Istituito l’Ordine professionale autonomo per i 70 mila fisioterapisti italiani

Istituito l’Ordine professionale autonomo per i 70 mila fisioterapisti italiani

Roma, 12 settembre – Anche i fisioterapisti hanno il loro ordine professionale autonomo. A firmare il decreto che lo istituisce è stato il ministro della Salute Roberto Speranza, che ne ha dato annuncio  in un’occasione particolarmente propizia, il convegno indetto dall’Associazione Fisioterapisti italiani (Aifi)  lo scorso 8 settembre a Palazzo Giustiniani al Senato per celebrare la Giornata mondiale della Fisioterapia.

“Ho firmato il decreto che istituisce l’Ordine dei Fisioterapisti” ha detto nell’occasione il ministro, “è un riconoscimento del ruolo importante di questa professione sanitaria. Nella Giornata mondiale della Fisioterapia dobbiamo valorizzare sempre più ogni donna e ogni uomo del Ssn, il nostro bene più prezioso”

I circa 70mila fisioterapisti italiani trovano dunque una casa autonoma, dopo aver “abitato” insieme ad altre 18 professioni sanitarie  nel “condominio” del maxi ordine Tsrm-Pstrp . Il decreto firmato giovedì scorso da Speranza istituisce  gli Ordini della professione sanitaria di fisioterapista (su base territoriale) e la Federazione nazionale degli Ordini della professione sanitaria di fisioterapista a livello nazionale, che saranno entrambi regolati dalla disciplina ordinistica delle professioni sanitarie introdotta dalla riforma Lorenzin del 2018.

- Consegne
1: Rispondi in base all'articolo sull'Ordine dei fisioterapisti:
(a) Chi ha firmato il decreto che istituisce l'Ordine?
(b) In quale sede si è svolto il convegno dell'8 settembre?
(c) Con quante altre professioni sanitarie i fisioterapisti condividevano il maxi ordine Tsrm-Pstrp?
2: Queste affermazioni concordano con l'articolo sull'Ordine dei fisioterapisti? Rispondi sì o no, citando le parole che lo decidono.
(a) Il convegno per la Giornata mondiale della Fisioterapia è stato indetto dall'Aifi.
(b) La disciplina ordinistica delle professioni sanitarie risale a una riforma del 2015.
(c) Il decreto istituisce soltanto Ordini su base territoriale, senza alcun organismo nazionale.
I record provengono da una fonte diversa dall'articolo.

- Record forniti
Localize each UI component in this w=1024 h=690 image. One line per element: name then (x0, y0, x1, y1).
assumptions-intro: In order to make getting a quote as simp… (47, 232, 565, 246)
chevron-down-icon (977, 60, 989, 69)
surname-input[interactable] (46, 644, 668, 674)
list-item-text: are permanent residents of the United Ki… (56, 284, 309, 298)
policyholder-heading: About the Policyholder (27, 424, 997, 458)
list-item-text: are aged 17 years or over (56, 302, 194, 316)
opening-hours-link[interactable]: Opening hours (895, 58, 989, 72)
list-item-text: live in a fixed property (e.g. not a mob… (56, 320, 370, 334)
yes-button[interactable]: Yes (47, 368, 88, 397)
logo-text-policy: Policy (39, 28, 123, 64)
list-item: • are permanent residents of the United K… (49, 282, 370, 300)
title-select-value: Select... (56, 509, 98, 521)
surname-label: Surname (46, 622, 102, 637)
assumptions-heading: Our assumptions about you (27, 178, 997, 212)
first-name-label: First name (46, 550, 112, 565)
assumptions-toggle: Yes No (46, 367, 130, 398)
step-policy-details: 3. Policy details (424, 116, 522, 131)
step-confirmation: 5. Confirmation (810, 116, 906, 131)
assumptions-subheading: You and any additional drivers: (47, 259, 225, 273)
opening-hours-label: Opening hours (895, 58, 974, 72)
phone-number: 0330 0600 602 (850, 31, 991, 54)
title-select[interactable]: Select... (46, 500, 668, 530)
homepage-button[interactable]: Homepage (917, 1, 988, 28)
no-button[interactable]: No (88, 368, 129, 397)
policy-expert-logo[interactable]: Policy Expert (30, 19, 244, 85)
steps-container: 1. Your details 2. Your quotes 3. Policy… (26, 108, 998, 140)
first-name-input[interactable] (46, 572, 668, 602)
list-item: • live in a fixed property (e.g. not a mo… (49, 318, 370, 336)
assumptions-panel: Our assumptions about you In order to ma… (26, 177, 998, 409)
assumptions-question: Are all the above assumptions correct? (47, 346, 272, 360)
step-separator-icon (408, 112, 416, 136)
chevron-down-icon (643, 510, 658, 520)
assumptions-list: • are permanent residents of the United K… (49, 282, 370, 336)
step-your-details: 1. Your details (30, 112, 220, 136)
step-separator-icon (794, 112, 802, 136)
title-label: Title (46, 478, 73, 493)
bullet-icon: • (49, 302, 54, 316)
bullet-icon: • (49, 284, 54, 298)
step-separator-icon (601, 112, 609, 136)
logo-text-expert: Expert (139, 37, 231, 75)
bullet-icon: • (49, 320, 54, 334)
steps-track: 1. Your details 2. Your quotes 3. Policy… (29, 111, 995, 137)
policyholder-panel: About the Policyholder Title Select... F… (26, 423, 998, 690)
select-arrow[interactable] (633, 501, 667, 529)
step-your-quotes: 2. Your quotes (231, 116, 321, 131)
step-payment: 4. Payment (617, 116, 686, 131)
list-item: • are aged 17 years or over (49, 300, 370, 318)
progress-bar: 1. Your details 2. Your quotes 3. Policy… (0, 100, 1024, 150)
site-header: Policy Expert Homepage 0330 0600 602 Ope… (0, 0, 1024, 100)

- Soluzioni
1:
(a) Il ministro della Salute Roberto Speranza.
(b) A Palazzo Giustiniani al Senato.
(c) Con altre 18 professioni sanitarie.

2:
(a) Sì: "il convegno indetto dall’Associazione Fisioterapisti italiani (Aifi)".
(b) No: "introdotta dalla riforma Lorenzin del 2018".
(c) No: "e la Federazione nazionale degli Ordini della professione sanitaria di fisioterapista a livello nazionale".